Entries shown
========================

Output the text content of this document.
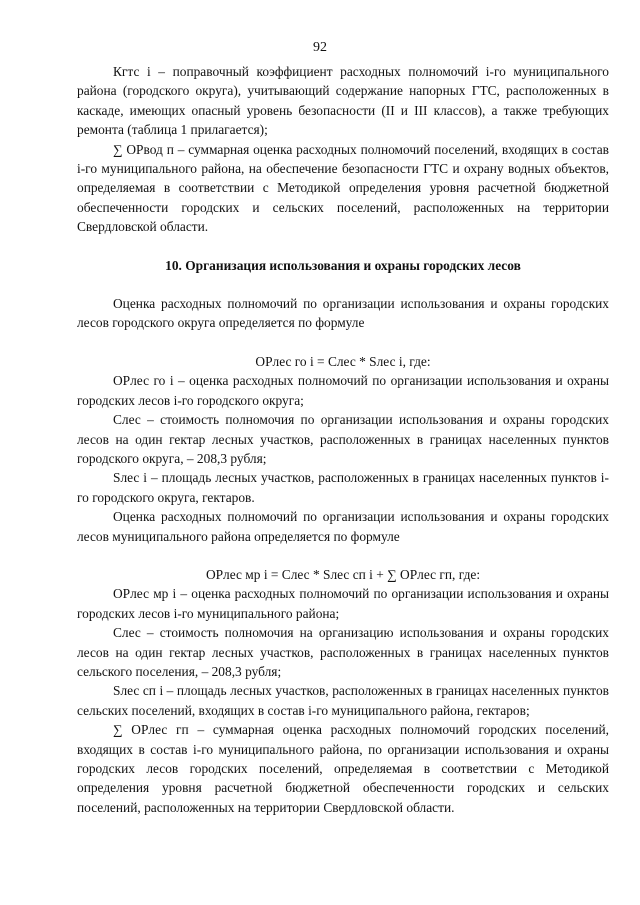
92

Кгтс i – поправочный коэффициент расходных полномочий i-го муниципального района (городского округа), учитывающий содержание напорных ГТС, расположенных в каскаде, имеющих опасный уровень безопасности (II и III классов), а также требующих ремонта (таблица 1 прилагается);

∑ ОРвод п – суммарная оценка расходных полномочий поселений, входящих в состав i-го муниципального района, на обеспечение безопасности ГТС и охрану водных объектов, определяемая в соответствии с Методикой определения уровня расчетной бюджетной обеспеченности городских и сельских поселений, расположенных на территории Свердловской области.

10. Организация использования и охраны городских лесов

Оценка расходных полномочий по организации использования и охраны городских лесов городского округа определяется по формуле

ОРлес го i = Слес * Sлес i, где:

ОРлес го i – оценка расходных полномочий по организации использования и охраны городских лесов i-го городского округа;

Слес – стоимость полномочия по организации использования и охраны городских лесов на один гектар лесных участков, расположенных в границах населенных пунктов городского округа, – 208,3 рубля;

Sлес i – площадь лесных участков, расположенных в границах населенных пунктов i-го городского округа, гектаров.

Оценка расходных полномочий по организации использования и охраны городских лесов муниципального района определяется по формуле

ОРлес мр i = Слес * Sлес сп i + ∑ ОРлес гп, где:

ОРлес мр i – оценка расходных полномочий по организации использования и охраны городских лесов i-го муниципального района;

Слес – стоимость полномочия на организацию использования и охраны городских лесов на один гектар лесных участков, расположенных в границах населенных пунктов сельского поселения, – 208,3 рубля;

Sлес сп i – площадь лесных участков, расположенных в границах населенных пунктов сельских поселений, входящих в состав i-го муниципального района, гектаров;

∑ ОРлес гп – суммарная оценка расходных полномочий городских поселений, входящих в состав i-го муниципального района, по организации использования и охраны городских лесов городских поселений, определяемая в соответствии с Методикой определения уровня расчетной бюджетной обеспеченности городских и сельских поселений, расположенных на территории Свердловской области.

========================

Task description
Take every line above carrying "площадь" and return it.

Exercise answer
Sлес i – площадь лесных участков, расположенных в границах населенных пунктов i-го городского округа, гектаров.
Sлес сп i – площадь лесных участков, расположенных в границах населенных пунктов сельских поселений, входящих в состав i-го муниципального района, гектаров;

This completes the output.